### TASK REQUIREMENTS
All of the records below must be output exactly, with no pictures carried over.

## Begin RECORD EXTRACTS

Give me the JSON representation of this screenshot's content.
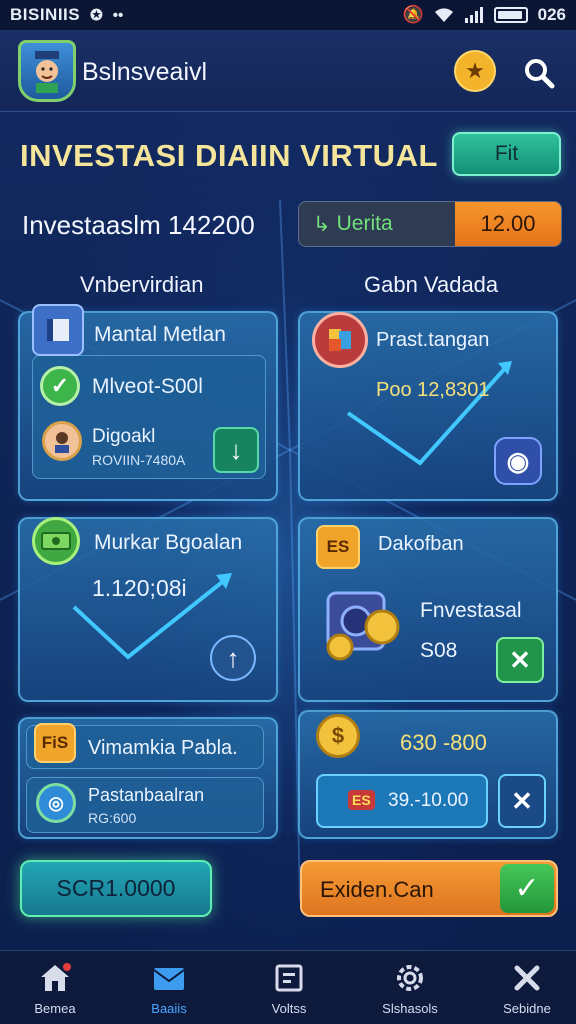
{
  "status_bar": {
    "carrier": "BISINIIS",
    "time": "026"
  },
  "header": {
    "app_title": "Bslnsveaivl"
  },
  "headline": "INVESTASI DIAIIN VIRTUAL",
  "fit_button": "Fit",
  "investment": {
    "label": "Investaaslm 142200",
    "pill_left": "Uerita",
    "pill_right": "12.00"
  },
  "columns": {
    "left": "Vnbervirdian",
    "right": "Gabn Vadada"
  },
  "cards": {
    "mantal": {
      "title": "Mantal Metlan",
      "row1": "Mlveot-S00l",
      "row2_title": "Digoakl",
      "row2_sub": "ROVIIN-7480A"
    },
    "prast": {
      "title": "Prast.tangan",
      "value": "Poo 12,8301"
    },
    "murkar": {
      "title": "Murkar Bgoalan",
      "value": "1.120;08i"
    },
    "dakof": {
      "title": "Dakofban",
      "badge": "ES",
      "line1": "Fnvestasal",
      "line2": "S08"
    },
    "vimamkia": {
      "badge": "FiS",
      "title": "Vimamkia Pabla.",
      "sub_title": "Pastanbaalran",
      "sub_value": "RG:600"
    },
    "coin": {
      "value": "630 -800",
      "field_value": "39.-10.00",
      "field_tag": "ES"
    }
  },
  "buttons": {
    "score": "SCR1.0000",
    "exiden": "Exiden.Can"
  },
  "nav": [
    {
      "label": "Bemea",
      "icon": "home-icon"
    },
    {
      "label": "Baaiis",
      "icon": "envelope-icon"
    },
    {
      "label": "Voltss",
      "icon": "ledger-icon"
    },
    {
      "label": "Slshasols",
      "icon": "gear-icon"
    },
    {
      "label": "Sebidne",
      "icon": "tools-icon"
    }
  ],
  "colors": {
    "accent_gold": "#f5e59a",
    "accent_green": "#30c29c",
    "accent_orange": "#f7952c",
    "nav_active": "#4aa8ff"
  }
}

## End RECORD EXTRACTS

### RESULT
Give me the JSON representation of this screenshot's content.
{
  "status_bar": {
    "carrier": "BISINIIS",
    "time": "026"
  },
  "header": {
    "app_title": "Bslnsveaivl"
  },
  "headline": "INVESTASI DIAIIN VIRTUAL",
  "fit_button": "Fit",
  "investment": {
    "label": "Investaaslm 142200",
    "pill_left": "Uerita",
    "pill_right": "12.00"
  },
  "columns": {
    "left": "Vnbervirdian",
    "right": "Gabn Vadada"
  },
  "cards": {
    "mantal": {
      "title": "Mantal Metlan",
      "row1": "Mlveot-S00l",
      "row2_title": "Digoakl",
      "row2_sub": "ROVIIN-7480A"
    },
    "prast": {
      "title": "Prast.tangan",
      "value": "Poo 12,8301"
    },
    "murkar": {
      "title": "Murkar Bgoalan",
      "value": "1.120;08i"
    },
    "dakof": {
      "title": "Dakofban",
      "badge": "ES",
      "line1": "Fnvestasal",
      "line2": "S08"
    },
    "vimamkia": {
      "badge": "FiS",
      "title": "Vimamkia Pabla.",
      "sub_title": "Pastanbaalran",
      "sub_value": "RG:600"
    },
    "coin": {
      "value": "630 -800",
      "field_value": "39.-10.00",
      "field_tag": "ES"
    }
  },
  "buttons": {
    "score": "SCR1.0000",
    "exiden": "Exiden.Can"
  },
  "nav": [
    {
      "label": "Bemea",
      "icon": "home-icon"
    },
    {
      "label": "Baaiis",
      "icon": "envelope-icon"
    },
    {
      "label": "Voltss",
      "icon": "ledger-icon"
    },
    {
      "label": "Slshasols",
      "icon": "gear-icon"
    },
    {
      "label": "Sebidne",
      "icon": "tools-icon"
    }
  ],
  "colors": {
    "accent_gold": "#f5e59a",
    "accent_green": "#30c29c",
    "accent_orange": "#f7952c",
    "nav_active": "#4aa8ff"
  }
}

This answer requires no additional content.